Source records
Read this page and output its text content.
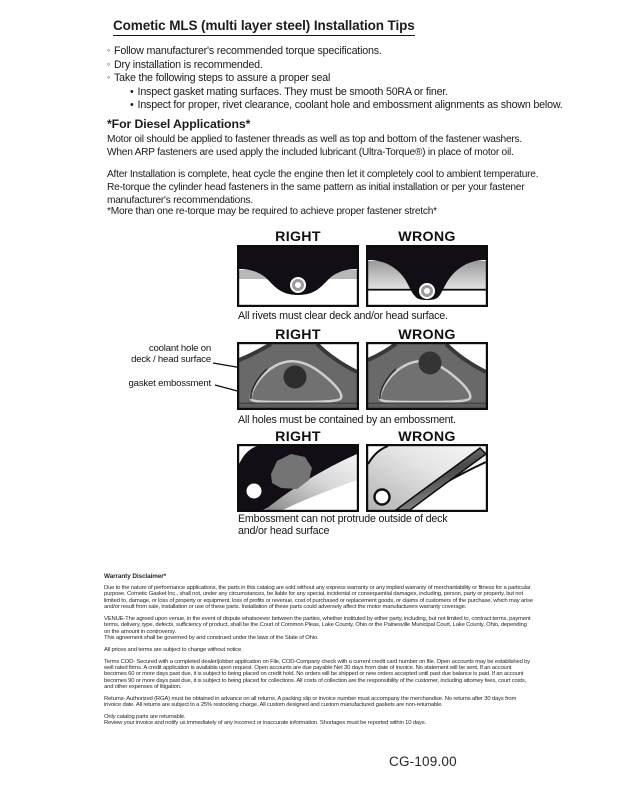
Cometic MLS (multi layer steel) Installation Tips
◦ Follow manufacturer's recommended torque specifications.
◦ Dry installation is recommended.
◦ Take the following steps to assure a proper seal
• Inspect gasket mating surfaces. They must be smooth 50RA or finer.
• Inspect for proper, rivet clearance, coolant hole and embossment alignments as shown below.
*For Diesel Applications*
Motor oil should be applied to fastener threads as well as top and bottom of the fastener washers. When ARP fasteners are used apply the included lubricant (Ultra-Torque®) in place of motor oil.
After Installation is complete, heat cycle the engine then let it completely cool to ambient temperature. Re-torque the cylinder head fasteners in the same pattern as initial installation or per your fastener manufacturer's recommendations.
*More than one re-torque may be required to achieve proper fastener stretch*
RIGHT	WRONG
All rivets must clear deck and/or head surface.
RIGHT	WRONG
coolant hole on
deck / head surface
gasket embossment
All holes must be contained by an embossment.
RIGHT	WRONG
Embossment can not protrude outside of deck
and/or head surface
Warranty Disclaimer*

Due to the nature of performance applications, the parts in this catalog are sold without any express warranty or any implied warranty of merchantability or fitness for a particular purpose. Cometic Gasket Inc., shall not, under any circumstances, be liable for any special, incidental or consequential damages, including, person, party or property, but not limited to, damage, or loss of property or equipment, loss of profits or revenue, cost of purchased or replacement goods, or claims of customers of the purchase, which may arise and/or result from sale, installation or use of these parts. Installation of these parts could adversely affect the motor manufacturers warranty coverage.

VENUE-The agreed upon venue, in the event of dispute whatsoever between the parties, whether instituted by either party, including, but not limited to, contract terms, payment terms, delivery, type, defects, sufficiency of product, shall be the Court of Common Pleas, Lake County, Ohio or the Painesville Municipal Court, Lake County, Ohio, depending on the amount in controversy.
This agreement shall be governed by and construed under the laws of the State of Ohio.

All prices and terms are subject to change without notice.

Terms COD- Secured with a completed dealer/jobber application on File, COD-Company check with a current credit card number on file. Open accounts may be established by well rated firms. A credit application is available upon request. Open accounts are due payable Net 30 days from date of invoice. No statement will be sent. If an account becomes 60 or more days past due, it is subject to being placed on credit hold. No orders will be shipped or new orders accepted until past due balance is paid. If an account becomes 90 or more days past due, it is subject to being placed for collections. All costs of collection are the responsibility of the customer, including attorney fees, court costs, and other expenses of litigation.

Returns- Authorized (RGA) must be obtained in advance on all returns. A packing slip or invoice number must accompany the merchandise. No returns after 30 days from invoice date. All returns are subject to a 25% restocking charge. All custom designed and custom manufactured gaskets are non-returnable.

Only catalog parts are returnable.
Review your invoice and notify us immediately of any incorrect or inaccurate information. Shortages must be reported within 10 days.

CG-109.00
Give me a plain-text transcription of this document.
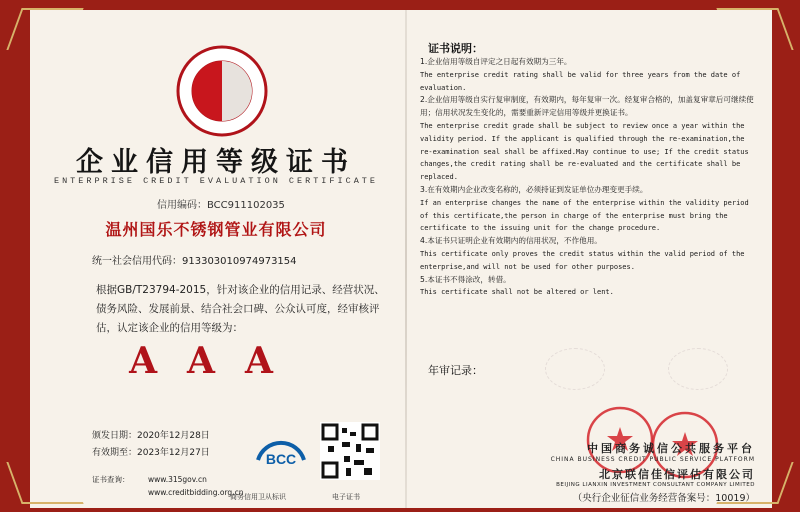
企业信用等级证书
ENTERPRISE CREDIT EVALUATION CERTIFICATE
信用编码：BCC911102035
温州国乐不锈钢管业有限公司
统一社会信用代码：913303010974973154
根据GB/T23794-2015，针对该企业的信用记录、经营状况、债务风险、发展前景、结合社会口碑、公众认可度，经审核评估，认定该企业的信用等级为：
AAA
颁发日期：2020年12月28日
有效期至：2023年12月27日
证书查询： www.315gov.cn
www.creditbidding.org.cn
BCC
商务信用卫从标识	电子证书
证书说明：

1.企业信用等级自评定之日起有效期为三年。

The enterprise credit rating shall be valid for three years from the date of evaluation.

2.企业信用等级自实行复审制度，有效期内，每年复审一次。经复审合格的，加盖复审章后可继续使用；信用状况发生变化的，需要重新评定信用等级并更换证书。

The enterprise credit grade shall be subject to review once a year within the validity period. If the applicant is qualified through the re-examination,the re-examination seal shall be affixed.May continue to use; If the credit status changes,the credit rating shall be re-evaluated and the certificate shall be replaced.

3.在有效期内企业改变名称的，必须持证到发证单位办理变更手续。

If an enterprise changes the name of the enterprise within the validity period of this certificate,the person in charge of the enterprise must bring the certificate to the issuing unit for the change procedure.

4.本证书只证明企业有效期内的信用状况，不作他用。

This certificate only proves the credit status within the valid period of the enterprise,and will not be used for other purposes.

5.本证书不得涂改，转借。

This certificate shall not be altered or lent.

年审记录：
中国商务诚信公共服务平台
CHINA BUSINESS CREDIT PUBLIC SERVICE PLATFORM
北京联信佳信评估有限公司
BEIJING LIANXIN INVESTMENT CONSULTANT COMPANY LIMITED
（央行企业征信业务经营备案号：10019）
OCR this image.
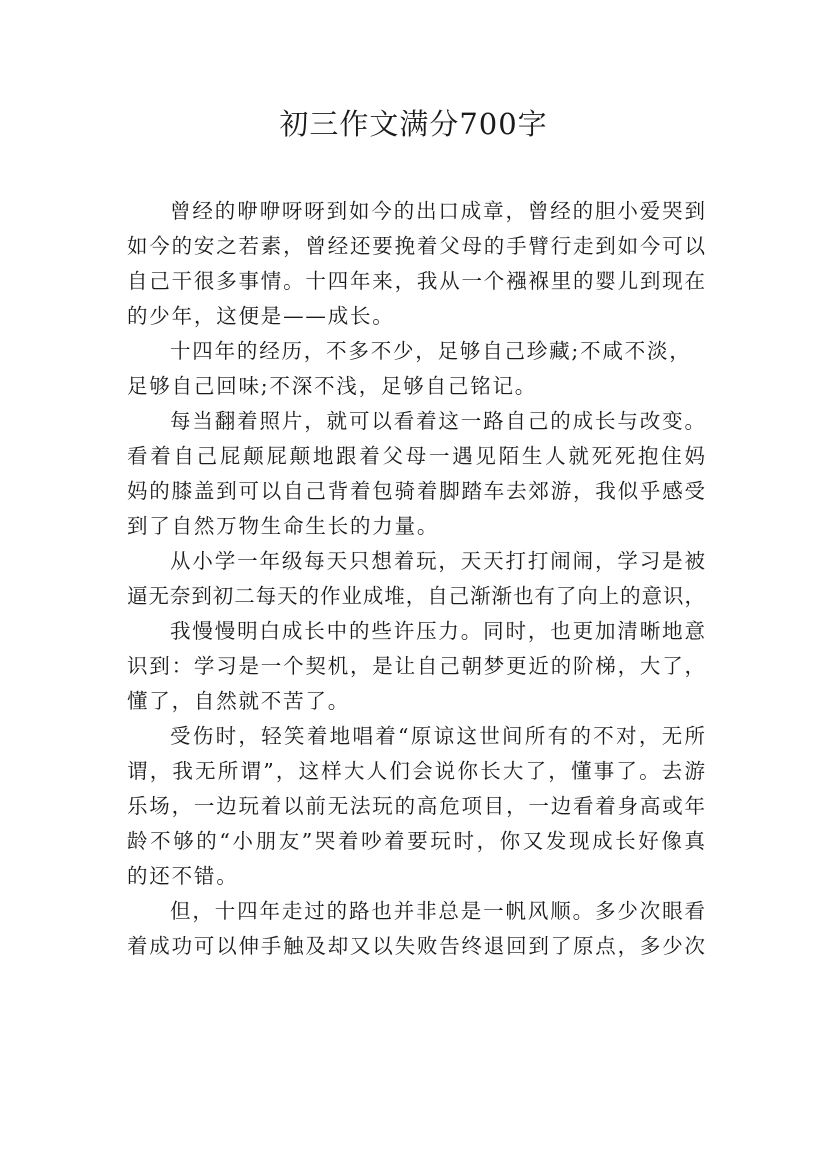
初三作文满分700字
曾经的咿咿呀呀到如今的出口成章，曾经的胆小爱哭到
如今的安之若素，曾经还要挽着父母的手臂行走到如今可以
自己干很多事情。十四年来，我从一个襁褓里的婴儿到现在
的少年，这便是——成长。
十四年的经历，不多不少，足够自己珍藏;不咸不淡，
足够自己回味;不深不浅，足够自己铭记。
每当翻着照片，就可以看着这一路自己的成长与改变。
看着自己屁颠屁颠地跟着父母一遇见陌生人就死死抱住妈
妈的膝盖到可以自己背着包骑着脚踏车去郊游，我似乎感受
到了自然万物生命生长的力量。
从小学一年级每天只想着玩，天天打打闹闹，学习是被
逼无奈到初二每天的作业成堆，自己渐渐也有了向上的意识，
我慢慢明白成长中的些许压力。同时，也更加清晰地意
识到：学习是一个契机，是让自己朝梦更近的阶梯，大了，
懂了，自然就不苦了。
受伤时，轻笑着地唱着“原谅这世间所有的不对，无所
谓，我无所谓”，这样大人们会说你长大了，懂事了。去游
乐场，一边玩着以前无法玩的高危项目，一边看着身高或年
龄不够的“小朋友”哭着吵着要玩时，你又发现成长好像真
的还不错。
但，十四年走过的路也并非总是一帆风顺。多少次眼看
着成功可以伸手触及却又以失败告终退回到了原点，多少次
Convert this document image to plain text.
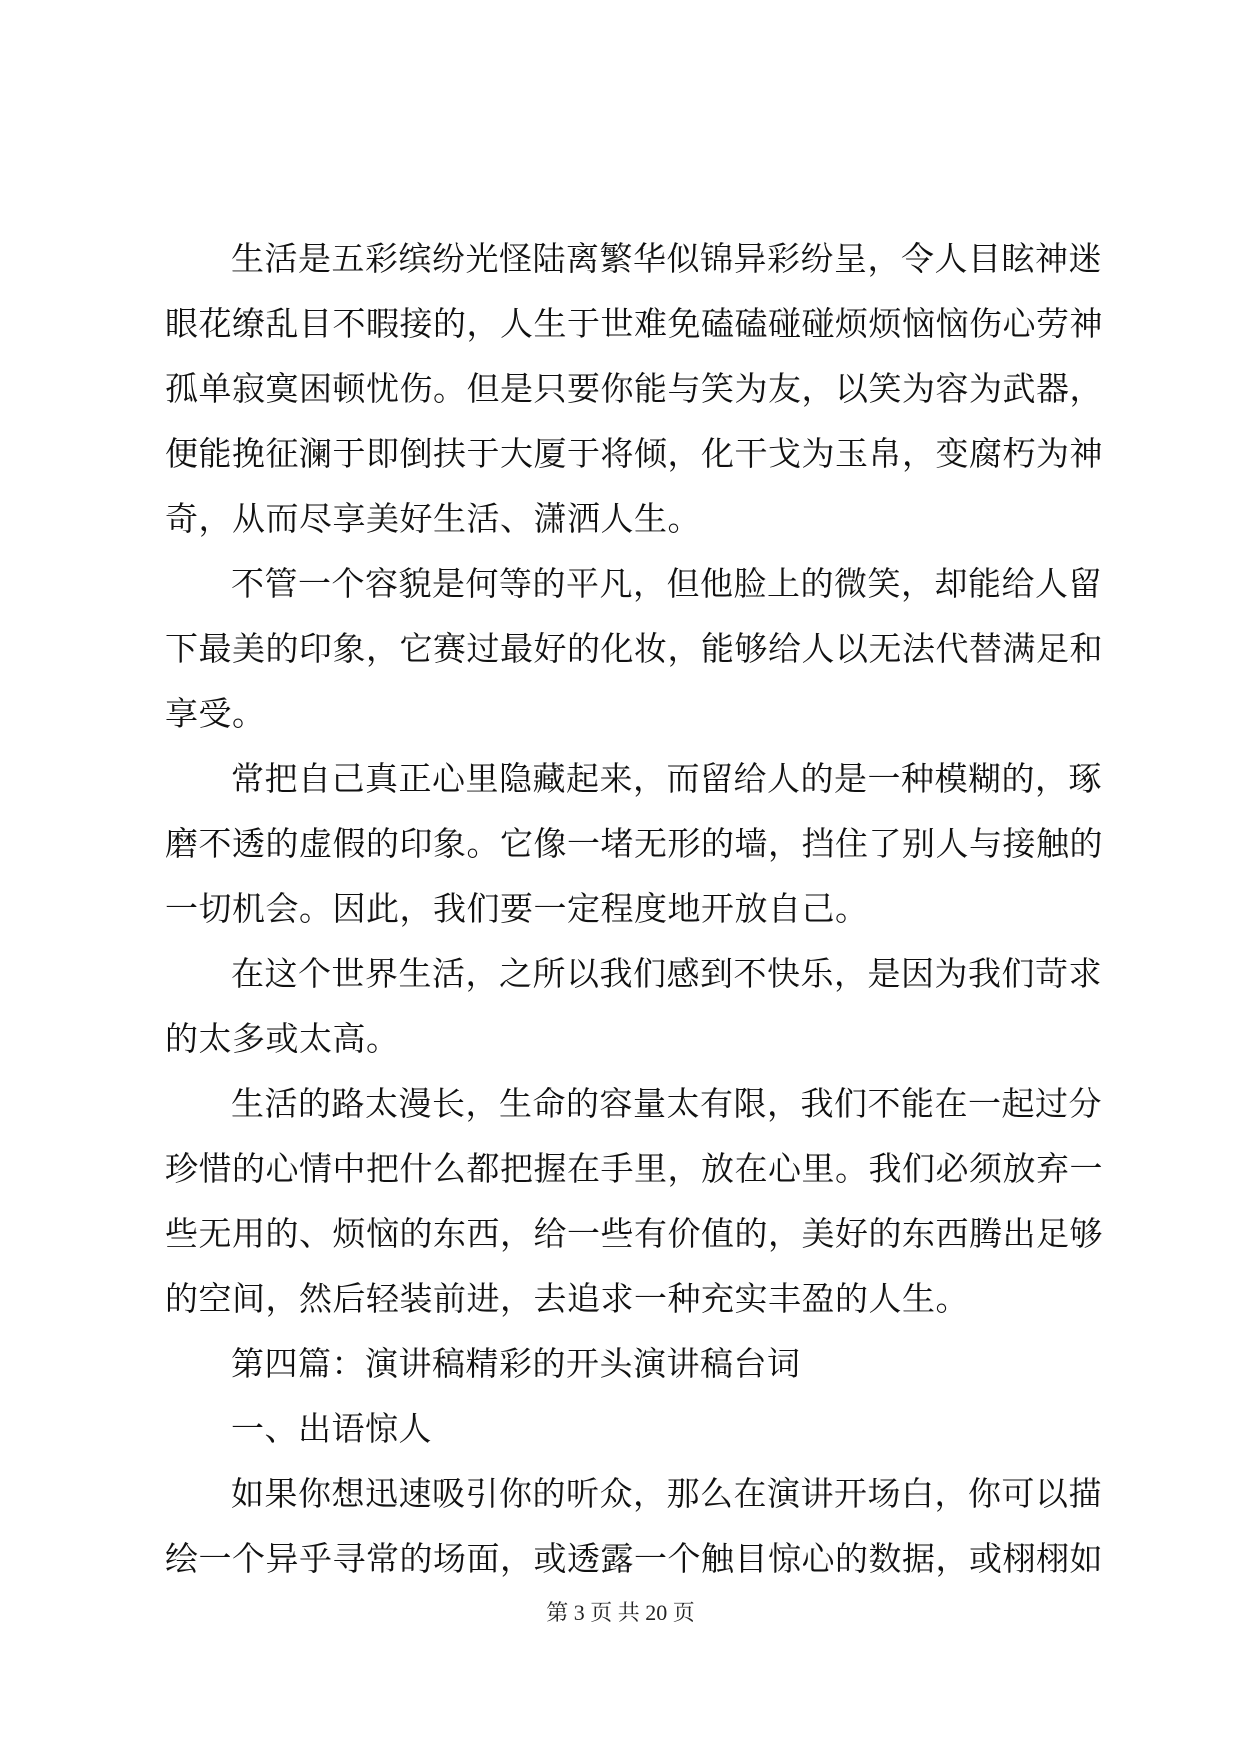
生活是五彩缤纷光怪陆离繁华似锦异彩纷呈，令人目眩神迷
眼花缭乱目不暇接的，人生于世难免磕磕碰碰烦烦恼恼伤心劳神
孤单寂寞困顿忧伤。但是只要你能与笑为友，以笑为容为武器，
便能挽征澜于即倒扶于大厦于将倾，化干戈为玉帛，变腐朽为神
奇，从而尽享美好生活、潇洒人生。
不管一个容貌是何等的平凡，但他脸上的微笑，却能给人留
下最美的印象，它赛过最好的化妆，能够给人以无法代替满足和
享受。
常把自己真正心里隐藏起来，而留给人的是一种模糊的，琢
磨不透的虚假的印象。它像一堵无形的墙，挡住了别人与接触的
一切机会。因此，我们要一定程度地开放自己。
在这个世界生活，之所以我们感到不快乐，是因为我们苛求
的太多或太高。
生活的路太漫长，生命的容量太有限，我们不能在一起过分
珍惜的心情中把什么都把握在手里，放在心里。我们必须放弃一
些无用的、烦恼的东西，给一些有价值的，美好的东西腾出足够
的空间，然后轻装前进，去追求一种充实丰盈的人生。
第四篇：演讲稿精彩的开头演讲稿台词
一、出语惊人
如果你想迅速吸引你的听众，那么在演讲开场白，你可以描
绘一个异乎寻常的场面，或透露一个触目惊心的数据，或栩栩如
第 3 页 共 20 页
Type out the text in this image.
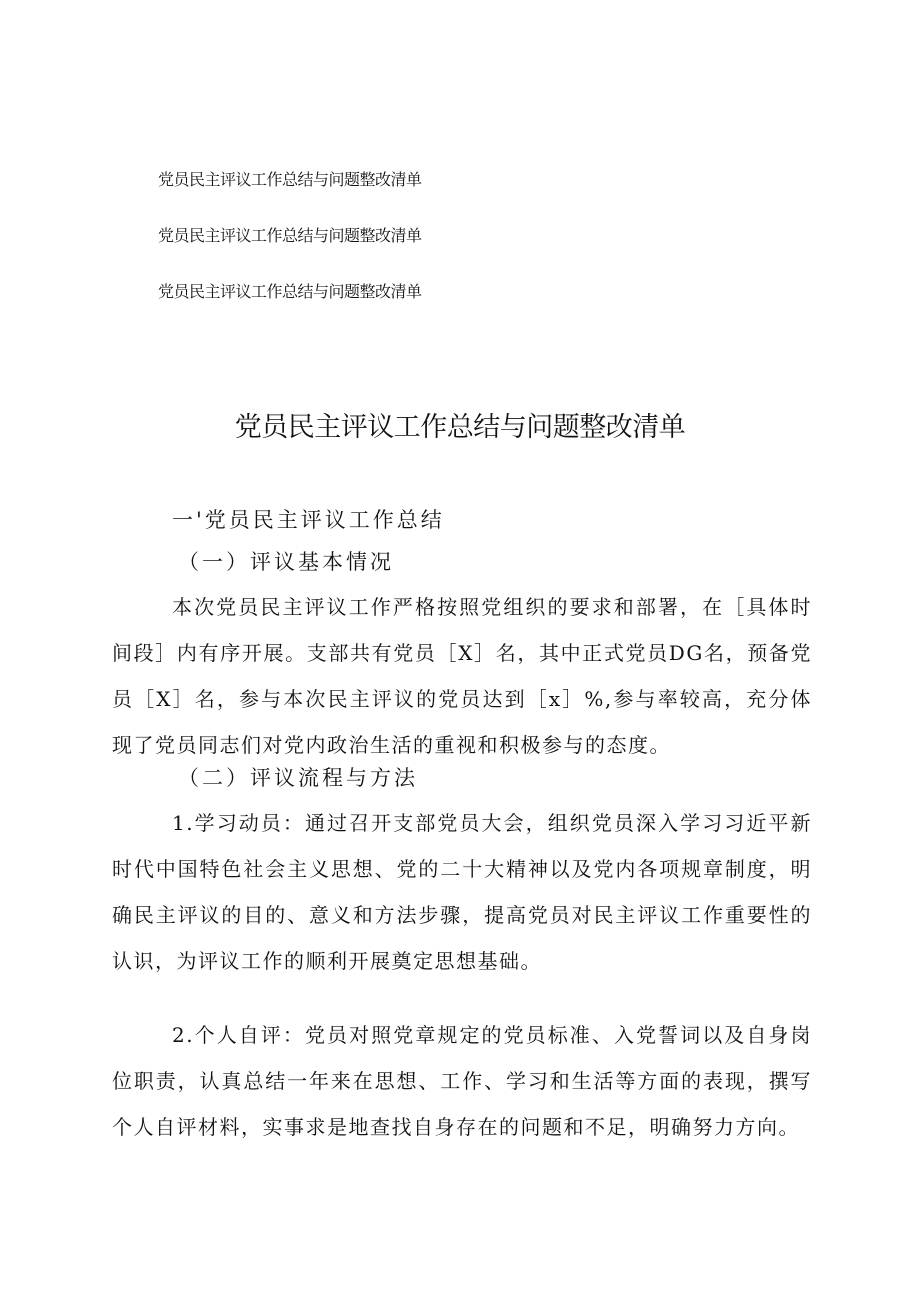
党员民主评议工作总结与问题整改清单
党员民主评议工作总结与问题整改清单
党员民主评议工作总结与问题整改清单
党员民主评议工作总结与问题整改清单
一'党员民主评议工作总结
（一）评议基本情况

本次党员民主评议工作严格按照党组织的要求和部署，在［具体时间段］内有序开展。支部共有党员［X］名，其中正式党员DG名，预备党员［X］名，参与本次民主评议的党员达到［x］%,参与率较高，充分体现了党员同志们对党内政治生活的重视和积极参与的态度。

（二）评议流程与方法

1.学习动员：通过召开支部党员大会，组织党员深入学习习近平新时代中国特色社会主义思想、党的二十大精神以及党内各项规章制度，明确民主评议的目的、意义和方法步骤，提高党员对民主评议工作重要性的认识，为评议工作的顺利开展奠定思想基础。

2.个人自评：党员对照党章规定的党员标准、入党誓词以及自身岗位职责，认真总结一年来在思想、工作、学习和生活等方面的表现，撰写个人自评材料，实事求是地查找自身存在的问题和不足，明确努力方向。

» **Task statement**
Write out every line from the entries where "deck" appears.

» **Exercise solution**
All rivets must clear deck and/or head surface.
deck / head surface
Embossment can not protrude outside of deck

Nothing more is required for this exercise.